Exercise objective: Please write out the material below exactly as given.

* Begin Source data *

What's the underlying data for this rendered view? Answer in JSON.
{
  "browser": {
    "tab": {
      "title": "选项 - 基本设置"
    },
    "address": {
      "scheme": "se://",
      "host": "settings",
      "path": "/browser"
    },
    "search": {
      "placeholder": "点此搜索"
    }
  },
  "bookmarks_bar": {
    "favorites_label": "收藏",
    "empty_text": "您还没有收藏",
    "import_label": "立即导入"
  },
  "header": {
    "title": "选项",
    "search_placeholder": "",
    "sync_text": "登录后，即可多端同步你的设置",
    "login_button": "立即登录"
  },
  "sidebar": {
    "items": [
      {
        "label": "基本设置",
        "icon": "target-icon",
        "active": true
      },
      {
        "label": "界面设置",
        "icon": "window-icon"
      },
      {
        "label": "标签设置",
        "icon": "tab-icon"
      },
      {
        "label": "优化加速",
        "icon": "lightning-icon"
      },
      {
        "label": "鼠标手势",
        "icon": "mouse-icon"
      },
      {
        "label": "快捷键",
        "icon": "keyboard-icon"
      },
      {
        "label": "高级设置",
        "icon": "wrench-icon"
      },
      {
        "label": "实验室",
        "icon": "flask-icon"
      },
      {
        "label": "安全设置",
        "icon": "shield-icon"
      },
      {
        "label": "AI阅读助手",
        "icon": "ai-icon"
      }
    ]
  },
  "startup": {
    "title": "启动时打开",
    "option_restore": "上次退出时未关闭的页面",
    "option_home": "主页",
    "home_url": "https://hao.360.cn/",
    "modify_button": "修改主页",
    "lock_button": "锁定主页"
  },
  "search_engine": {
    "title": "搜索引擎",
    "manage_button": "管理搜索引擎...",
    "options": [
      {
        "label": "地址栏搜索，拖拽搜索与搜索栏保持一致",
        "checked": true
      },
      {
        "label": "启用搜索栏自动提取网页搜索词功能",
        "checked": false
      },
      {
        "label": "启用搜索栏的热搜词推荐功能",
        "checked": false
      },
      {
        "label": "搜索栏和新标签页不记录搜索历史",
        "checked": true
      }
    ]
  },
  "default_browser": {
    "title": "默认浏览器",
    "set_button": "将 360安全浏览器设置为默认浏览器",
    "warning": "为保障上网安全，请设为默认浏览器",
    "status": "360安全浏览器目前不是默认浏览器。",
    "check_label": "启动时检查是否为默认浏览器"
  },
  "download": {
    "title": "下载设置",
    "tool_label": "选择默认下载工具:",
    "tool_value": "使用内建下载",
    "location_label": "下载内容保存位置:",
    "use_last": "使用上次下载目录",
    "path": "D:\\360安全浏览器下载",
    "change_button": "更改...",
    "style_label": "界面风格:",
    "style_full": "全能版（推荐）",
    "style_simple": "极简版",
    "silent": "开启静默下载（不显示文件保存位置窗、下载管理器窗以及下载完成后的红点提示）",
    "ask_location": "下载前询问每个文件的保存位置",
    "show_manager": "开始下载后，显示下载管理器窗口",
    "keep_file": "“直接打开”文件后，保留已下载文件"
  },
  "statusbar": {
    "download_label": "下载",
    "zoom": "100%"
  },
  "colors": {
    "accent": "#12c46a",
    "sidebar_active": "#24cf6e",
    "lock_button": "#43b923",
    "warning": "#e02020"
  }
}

* End Source data *

Solution for this task:
What's the underlying data for this rendered view? Answer in JSON.
{
  "browser": {
    "tab": {
      "title": "选项 - 基本设置"
    },
    "address": {
      "scheme": "se://",
      "host": "settings",
      "path": "/browser"
    },
    "search": {
      "placeholder": "点此搜索"
    }
  },
  "bookmarks_bar": {
    "favorites_label": "收藏",
    "empty_text": "您还没有收藏",
    "import_label": "立即导入"
  },
  "header": {
    "title": "选项",
    "search_placeholder": "",
    "sync_text": "登录后，即可多端同步你的设置",
    "login_button": "立即登录"
  },
  "sidebar": {
    "items": [
      {
        "label": "基本设置",
        "icon": "target-icon",
        "active": true
      },
      {
        "label": "界面设置",
        "icon": "window-icon"
      },
      {
        "label": "标签设置",
        "icon": "tab-icon"
      },
      {
        "label": "优化加速",
        "icon": "lightning-icon"
      },
      {
        "label": "鼠标手势",
        "icon": "mouse-icon"
      },
      {
        "label": "快捷键",
        "icon": "keyboard-icon"
      },
      {
        "label": "高级设置",
        "icon": "wrench-icon"
      },
      {
        "label": "实验室",
        "icon": "flask-icon"
      },
      {
        "label": "安全设置",
        "icon": "shield-icon"
      },
      {
        "label": "AI阅读助手",
        "icon": "ai-icon"
      }
    ]
  },
  "startup": {
    "title": "启动时打开",
    "option_restore": "上次退出时未关闭的页面",
    "option_home": "主页",
    "home_url": "https://hao.360.cn/",
    "modify_button": "修改主页",
    "lock_button": "锁定主页"
  },
  "search_engine": {
    "title": "搜索引擎",
    "manage_button": "管理搜索引擎...",
    "options": [
      {
        "label": "地址栏搜索，拖拽搜索与搜索栏保持一致",
        "checked": true
      },
      {
        "label": "启用搜索栏自动提取网页搜索词功能",
        "checked": false
      },
      {
        "label": "启用搜索栏的热搜词推荐功能",
        "checked": false
      },
      {
        "label": "搜索栏和新标签页不记录搜索历史",
        "checked": true
      }
    ]
  },
  "default_browser": {
    "title": "默认浏览器",
    "set_button": "将 360安全浏览器设置为默认浏览器",
    "warning": "为保障上网安全，请设为默认浏览器",
    "status": "360安全浏览器目前不是默认浏览器。",
    "check_label": "启动时检查是否为默认浏览器"
  },
  "download": {
    "title": "下载设置",
    "tool_label": "选择默认下载工具:",
    "tool_value": "使用内建下载",
    "location_label": "下载内容保存位置:",
    "use_last": "使用上次下载目录",
    "path": "D:\\360安全浏览器下载",
    "change_button": "更改...",
    "style_label": "界面风格:",
    "style_full": "全能版（推荐）",
    "style_simple": "极简版",
    "silent": "开启静默下载（不显示文件保存位置窗、下载管理器窗以及下载完成后的红点提示）",
    "ask_location": "下载前询问每个文件的保存位置",
    "show_manager": "开始下载后，显示下载管理器窗口",
    "keep_file": "“直接打开”文件后，保留已下载文件"
  },
  "statusbar": {
    "download_label": "下载",
    "zoom": "100%"
  },
  "colors": {
    "accent": "#12c46a",
    "sidebar_active": "#24cf6e",
    "lock_button": "#43b923",
    "warning": "#e02020"
  }
}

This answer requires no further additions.